__Objective__: Leaving out the pictures, transcribe all of the records faithfully.

Dataset listings of figures
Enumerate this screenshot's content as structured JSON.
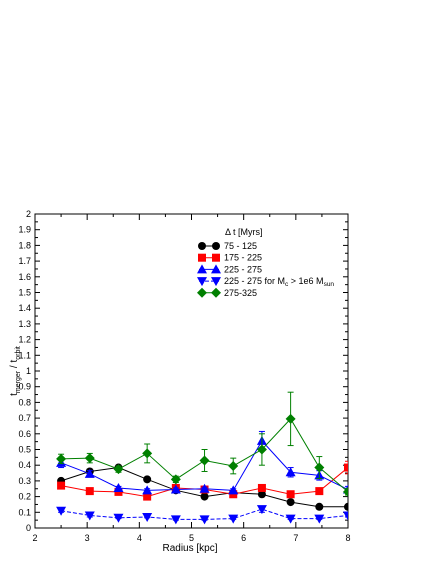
{
  "chart_data": {
    "type": "line",
    "xlabel": "Radius [kpc]",
    "ylabel": {
      "base": "t",
      "sub1": "merger",
      "mid": " / t",
      "sub2": "orbit"
    },
    "xlim": [
      2,
      8
    ],
    "ylim": [
      0,
      2
    ],
    "xticks": [
      2,
      3,
      4,
      5,
      6,
      7,
      8
    ],
    "yticks": [
      0,
      0.1,
      0.2,
      0.3,
      0.4,
      0.5,
      0.6,
      0.7,
      0.8,
      0.9,
      1,
      1.1,
      1.2,
      1.3,
      1.4,
      1.5,
      1.6,
      1.7,
      1.8,
      1.9,
      2
    ],
    "x": [
      2.5,
      3.05,
      3.6,
      4.15,
      4.7,
      5.25,
      5.8,
      6.35,
      6.9,
      7.45,
      8.0
    ],
    "legend_title": "Δ t [Myrs]",
    "legend_placement": "upper-middle",
    "series": [
      {
        "name": "75 - 125",
        "color": "#000000",
        "marker": "circle",
        "dash": false,
        "values": [
          0.3,
          0.36,
          0.385,
          0.31,
          0.24,
          0.2,
          0.225,
          0.215,
          0.165,
          0.135,
          0.135
        ],
        "errors": [
          0.01,
          0.01,
          0.01,
          0.01,
          0.01,
          0.01,
          0.01,
          0.01,
          0.01,
          0.01,
          0.01
        ]
      },
      {
        "name": "175 - 225",
        "color": "#ff0000",
        "marker": "square",
        "dash": false,
        "values": [
          0.27,
          0.235,
          0.23,
          0.2,
          0.255,
          0.245,
          0.215,
          0.255,
          0.215,
          0.235,
          0.385
        ],
        "errors": [
          0.01,
          0.01,
          0.01,
          0.01,
          0.01,
          0.01,
          0.01,
          0.01,
          0.01,
          0.01,
          0.04
        ]
      },
      {
        "name": "225 - 275",
        "color": "#0000ff",
        "marker": "triangle-up",
        "dash": false,
        "values": [
          0.415,
          0.345,
          0.255,
          0.24,
          0.245,
          0.25,
          0.24,
          0.555,
          0.355,
          0.335,
          0.245
        ],
        "errors": [
          0.03,
          0.02,
          0.01,
          0.01,
          0.01,
          0.01,
          0.01,
          0.06,
          0.03,
          0.03,
          0.02
        ]
      },
      {
        "name": "225 - 275 for M_c > 1e6 M_sun",
        "label_parts": {
          "a": "225 - 275 for M",
          "b": "c",
          "c": " > 1e6 M",
          "d": "sun"
        },
        "color": "#0000ff",
        "marker": "triangle-down",
        "dash": true,
        "values": [
          0.11,
          0.08,
          0.065,
          0.07,
          0.055,
          0.055,
          0.06,
          0.12,
          0.06,
          0.06,
          0.08
        ],
        "errors": [
          0.01,
          0.01,
          0.005,
          0.005,
          0.005,
          0.005,
          0.005,
          0.02,
          0.005,
          0.005,
          0.01
        ]
      },
      {
        "name": "275-325",
        "color": "#008000",
        "marker": "diamond",
        "dash": false,
        "values": [
          0.44,
          0.445,
          0.375,
          0.475,
          0.31,
          0.43,
          0.395,
          0.5,
          0.695,
          0.385,
          0.23
        ],
        "errors": [
          0.03,
          0.03,
          0.02,
          0.06,
          0.02,
          0.07,
          0.05,
          0.1,
          0.17,
          0.07,
          0.02
        ]
      }
    ]
  }
}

__Complete output__:
Enumerate this screenshot's content as structured JSON.
{
  "chart_data": {
    "type": "line",
    "xlabel": "Radius [kpc]",
    "ylabel": {
      "base": "t",
      "sub1": "merger",
      "mid": " / t",
      "sub2": "orbit"
    },
    "xlim": [
      2,
      8
    ],
    "ylim": [
      0,
      2
    ],
    "xticks": [
      2,
      3,
      4,
      5,
      6,
      7,
      8
    ],
    "yticks": [
      0,
      0.1,
      0.2,
      0.3,
      0.4,
      0.5,
      0.6,
      0.7,
      0.8,
      0.9,
      1,
      1.1,
      1.2,
      1.3,
      1.4,
      1.5,
      1.6,
      1.7,
      1.8,
      1.9,
      2
    ],
    "x": [
      2.5,
      3.05,
      3.6,
      4.15,
      4.7,
      5.25,
      5.8,
      6.35,
      6.9,
      7.45,
      8.0
    ],
    "legend_title": "Δ t [Myrs]",
    "legend_placement": "upper-middle",
    "series": [
      {
        "name": "75 - 125",
        "color": "#000000",
        "marker": "circle",
        "dash": false,
        "values": [
          0.3,
          0.36,
          0.385,
          0.31,
          0.24,
          0.2,
          0.225,
          0.215,
          0.165,
          0.135,
          0.135
        ],
        "errors": [
          0.01,
          0.01,
          0.01,
          0.01,
          0.01,
          0.01,
          0.01,
          0.01,
          0.01,
          0.01,
          0.01
        ]
      },
      {
        "name": "175 - 225",
        "color": "#ff0000",
        "marker": "square",
        "dash": false,
        "values": [
          0.27,
          0.235,
          0.23,
          0.2,
          0.255,
          0.245,
          0.215,
          0.255,
          0.215,
          0.235,
          0.385
        ],
        "errors": [
          0.01,
          0.01,
          0.01,
          0.01,
          0.01,
          0.01,
          0.01,
          0.01,
          0.01,
          0.01,
          0.04
        ]
      },
      {
        "name": "225 - 275",
        "color": "#0000ff",
        "marker": "triangle-up",
        "dash": false,
        "values": [
          0.415,
          0.345,
          0.255,
          0.24,
          0.245,
          0.25,
          0.24,
          0.555,
          0.355,
          0.335,
          0.245
        ],
        "errors": [
          0.03,
          0.02,
          0.01,
          0.01,
          0.01,
          0.01,
          0.01,
          0.06,
          0.03,
          0.03,
          0.02
        ]
      },
      {
        "name": "225 - 275 for M_c > 1e6 M_sun",
        "label_parts": {
          "a": "225 - 275 for M",
          "b": "c",
          "c": " > 1e6 M",
          "d": "sun"
        },
        "color": "#0000ff",
        "marker": "triangle-down",
        "dash": true,
        "values": [
          0.11,
          0.08,
          0.065,
          0.07,
          0.055,
          0.055,
          0.06,
          0.12,
          0.06,
          0.06,
          0.08
        ],
        "errors": [
          0.01,
          0.01,
          0.005,
          0.005,
          0.005,
          0.005,
          0.005,
          0.02,
          0.005,
          0.005,
          0.01
        ]
      },
      {
        "name": "275-325",
        "color": "#008000",
        "marker": "diamond",
        "dash": false,
        "values": [
          0.44,
          0.445,
          0.375,
          0.475,
          0.31,
          0.43,
          0.395,
          0.5,
          0.695,
          0.385,
          0.23
        ],
        "errors": [
          0.03,
          0.03,
          0.02,
          0.06,
          0.02,
          0.07,
          0.05,
          0.1,
          0.17,
          0.07,
          0.02
        ]
      }
    ]
  }
}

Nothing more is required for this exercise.